[Raw records]

============================================================

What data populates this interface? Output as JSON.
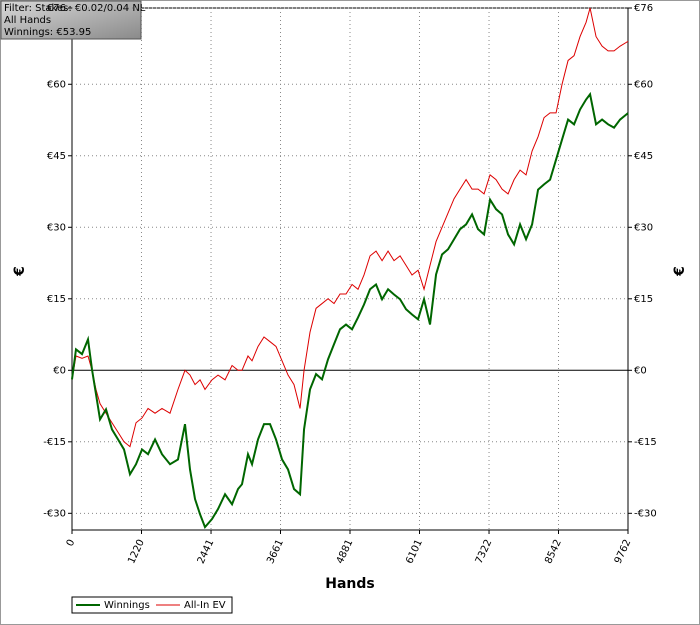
{
  "chart_data": {
    "type": "line",
    "annotation": [
      "Filter: Stakes: €0.02/0.04 NL",
      "All Hands",
      "Winnings: €53.95"
    ],
    "x_label": "Hands",
    "y_label": "€",
    "xlim": [
      0,
      9762
    ],
    "xticks": [
      0,
      1220,
      2441,
      3661,
      4881,
      6101,
      7322,
      8542,
      9762
    ],
    "ylim": [
      -33.5,
      76
    ],
    "yticks": [
      {
        "value": -30,
        "label": "-€30"
      },
      {
        "value": -15,
        "label": "-€15"
      },
      {
        "value": 0,
        "label": "€0"
      },
      {
        "value": 15,
        "label": "€15"
      },
      {
        "value": 30,
        "label": "€30"
      },
      {
        "value": 45,
        "label": "€45"
      },
      {
        "value": 60,
        "label": "€60"
      },
      {
        "value": 76,
        "label": "€76"
      }
    ],
    "grid": true,
    "legend": "bottom-left",
    "x": [
      0,
      70,
      176,
      281,
      351,
      421,
      492,
      597,
      702,
      808,
      913,
      1018,
      1124,
      1229,
      1335,
      1458,
      1580,
      1721,
      1861,
      1984,
      2072,
      2160,
      2248,
      2335,
      2458,
      2564,
      2687,
      2810,
      2915,
      2985,
      3090,
      3161,
      3266,
      3371,
      3477,
      3582,
      3688,
      3793,
      3898,
      4004,
      4074,
      4179,
      4285,
      4390,
      4495,
      4601,
      4706,
      4811,
      4917,
      5022,
      5127,
      5233,
      5338,
      5444,
      5549,
      5654,
      5760,
      5865,
      5970,
      6076,
      6181,
      6286,
      6392,
      6497,
      6603,
      6708,
      6813,
      6919,
      7024,
      7129,
      7235,
      7340,
      7445,
      7551,
      7656,
      7762,
      7867,
      7972,
      8078,
      8183,
      8288,
      8394,
      8499,
      8604,
      8710,
      8815,
      8920,
      9026,
      9096,
      9201,
      9307,
      9412,
      9517,
      9623,
      9762
    ],
    "series": [
      {
        "name": "Winnings",
        "color": "#006600",
        "values": [
          -1.9,
          4.4,
          3.4,
          6.5,
          0.2,
          -5.0,
          -10.3,
          -8.2,
          -12.4,
          -14.5,
          -16.6,
          -21.8,
          -19.7,
          -16.6,
          -17.6,
          -14.5,
          -17.6,
          -19.7,
          -18.7,
          -11.3,
          -20.8,
          -27.0,
          -30.2,
          -32.9,
          -31.2,
          -29.1,
          -26.0,
          -28.1,
          -24.9,
          -23.9,
          -17.6,
          -19.7,
          -14.5,
          -11.3,
          -11.3,
          -14.5,
          -18.7,
          -20.8,
          -24.9,
          -26.0,
          -12.4,
          -4.0,
          -0.8,
          -1.9,
          2.3,
          5.5,
          8.6,
          9.6,
          8.6,
          11.1,
          13.8,
          17.0,
          18.0,
          14.9,
          17.0,
          15.9,
          14.9,
          12.8,
          11.7,
          10.7,
          14.9,
          9.6,
          20.1,
          24.3,
          25.4,
          27.5,
          29.6,
          30.6,
          32.7,
          29.6,
          28.5,
          35.8,
          33.8,
          32.7,
          28.5,
          26.4,
          30.6,
          27.5,
          30.6,
          37.9,
          39.0,
          40.0,
          44.2,
          48.4,
          52.6,
          51.6,
          54.7,
          56.8,
          57.9,
          51.6,
          52.6,
          51.6,
          50.9,
          52.6,
          53.95
        ]
      },
      {
        "name": "All-In EV",
        "color": "#dd0000",
        "values": [
          -1.9,
          3,
          2.5,
          3,
          0,
          -4,
          -7,
          -9,
          -11,
          -13,
          -15,
          -16,
          -11,
          -10,
          -8,
          -9,
          -8,
          -9,
          -4,
          0,
          -1,
          -3,
          -2,
          -4,
          -2,
          -1,
          -2,
          1,
          0,
          0,
          3,
          2,
          5,
          7,
          6,
          5,
          2,
          -1,
          -3,
          -8,
          0,
          8,
          13,
          14,
          15,
          14,
          16,
          16,
          18,
          17,
          20,
          24,
          25,
          23,
          25,
          23,
          24,
          22,
          20,
          21,
          17,
          22,
          27,
          30,
          33,
          36,
          38,
          40,
          38,
          38,
          37,
          41,
          40,
          38,
          37,
          40,
          42,
          41,
          46,
          49,
          53,
          54,
          54,
          60,
          65,
          66,
          70,
          73,
          76,
          70,
          68,
          67,
          67,
          68,
          69
        ]
      }
    ]
  }
}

============================================================

Aim of the task :: Restate the data above exactly, stripping out each image.

Finished exercise ::
What data populates this interface? Output as JSON.
{
  "chart_data": {
    "type": "line",
    "annotation": [
      "Filter: Stakes: €0.02/0.04 NL",
      "All Hands",
      "Winnings: €53.95"
    ],
    "x_label": "Hands",
    "y_label": "€",
    "xlim": [
      0,
      9762
    ],
    "xticks": [
      0,
      1220,
      2441,
      3661,
      4881,
      6101,
      7322,
      8542,
      9762
    ],
    "ylim": [
      -33.5,
      76
    ],
    "yticks": [
      {
        "value": -30,
        "label": "-€30"
      },
      {
        "value": -15,
        "label": "-€15"
      },
      {
        "value": 0,
        "label": "€0"
      },
      {
        "value": 15,
        "label": "€15"
      },
      {
        "value": 30,
        "label": "€30"
      },
      {
        "value": 45,
        "label": "€45"
      },
      {
        "value": 60,
        "label": "€60"
      },
      {
        "value": 76,
        "label": "€76"
      }
    ],
    "grid": true,
    "legend": "bottom-left",
    "x": [
      0,
      70,
      176,
      281,
      351,
      421,
      492,
      597,
      702,
      808,
      913,
      1018,
      1124,
      1229,
      1335,
      1458,
      1580,
      1721,
      1861,
      1984,
      2072,
      2160,
      2248,
      2335,
      2458,
      2564,
      2687,
      2810,
      2915,
      2985,
      3090,
      3161,
      3266,
      3371,
      3477,
      3582,
      3688,
      3793,
      3898,
      4004,
      4074,
      4179,
      4285,
      4390,
      4495,
      4601,
      4706,
      4811,
      4917,
      5022,
      5127,
      5233,
      5338,
      5444,
      5549,
      5654,
      5760,
      5865,
      5970,
      6076,
      6181,
      6286,
      6392,
      6497,
      6603,
      6708,
      6813,
      6919,
      7024,
      7129,
      7235,
      7340,
      7445,
      7551,
      7656,
      7762,
      7867,
      7972,
      8078,
      8183,
      8288,
      8394,
      8499,
      8604,
      8710,
      8815,
      8920,
      9026,
      9096,
      9201,
      9307,
      9412,
      9517,
      9623,
      9762
    ],
    "series": [
      {
        "name": "Winnings",
        "color": "#006600",
        "values": [
          -1.9,
          4.4,
          3.4,
          6.5,
          0.2,
          -5.0,
          -10.3,
          -8.2,
          -12.4,
          -14.5,
          -16.6,
          -21.8,
          -19.7,
          -16.6,
          -17.6,
          -14.5,
          -17.6,
          -19.7,
          -18.7,
          -11.3,
          -20.8,
          -27.0,
          -30.2,
          -32.9,
          -31.2,
          -29.1,
          -26.0,
          -28.1,
          -24.9,
          -23.9,
          -17.6,
          -19.7,
          -14.5,
          -11.3,
          -11.3,
          -14.5,
          -18.7,
          -20.8,
          -24.9,
          -26.0,
          -12.4,
          -4.0,
          -0.8,
          -1.9,
          2.3,
          5.5,
          8.6,
          9.6,
          8.6,
          11.1,
          13.8,
          17.0,
          18.0,
          14.9,
          17.0,
          15.9,
          14.9,
          12.8,
          11.7,
          10.7,
          14.9,
          9.6,
          20.1,
          24.3,
          25.4,
          27.5,
          29.6,
          30.6,
          32.7,
          29.6,
          28.5,
          35.8,
          33.8,
          32.7,
          28.5,
          26.4,
          30.6,
          27.5,
          30.6,
          37.9,
          39.0,
          40.0,
          44.2,
          48.4,
          52.6,
          51.6,
          54.7,
          56.8,
          57.9,
          51.6,
          52.6,
          51.6,
          50.9,
          52.6,
          53.95
        ]
      },
      {
        "name": "All-In EV",
        "color": "#dd0000",
        "values": [
          -1.9,
          3,
          2.5,
          3,
          0,
          -4,
          -7,
          -9,
          -11,
          -13,
          -15,
          -16,
          -11,
          -10,
          -8,
          -9,
          -8,
          -9,
          -4,
          0,
          -1,
          -3,
          -2,
          -4,
          -2,
          -1,
          -2,
          1,
          0,
          0,
          3,
          2,
          5,
          7,
          6,
          5,
          2,
          -1,
          -3,
          -8,
          0,
          8,
          13,
          14,
          15,
          14,
          16,
          16,
          18,
          17,
          20,
          24,
          25,
          23,
          25,
          23,
          24,
          22,
          20,
          21,
          17,
          22,
          27,
          30,
          33,
          36,
          38,
          40,
          38,
          38,
          37,
          41,
          40,
          38,
          37,
          40,
          42,
          41,
          46,
          49,
          53,
          54,
          54,
          60,
          65,
          66,
          70,
          73,
          76,
          70,
          68,
          67,
          67,
          68,
          69
        ]
      }
    ]
  }
}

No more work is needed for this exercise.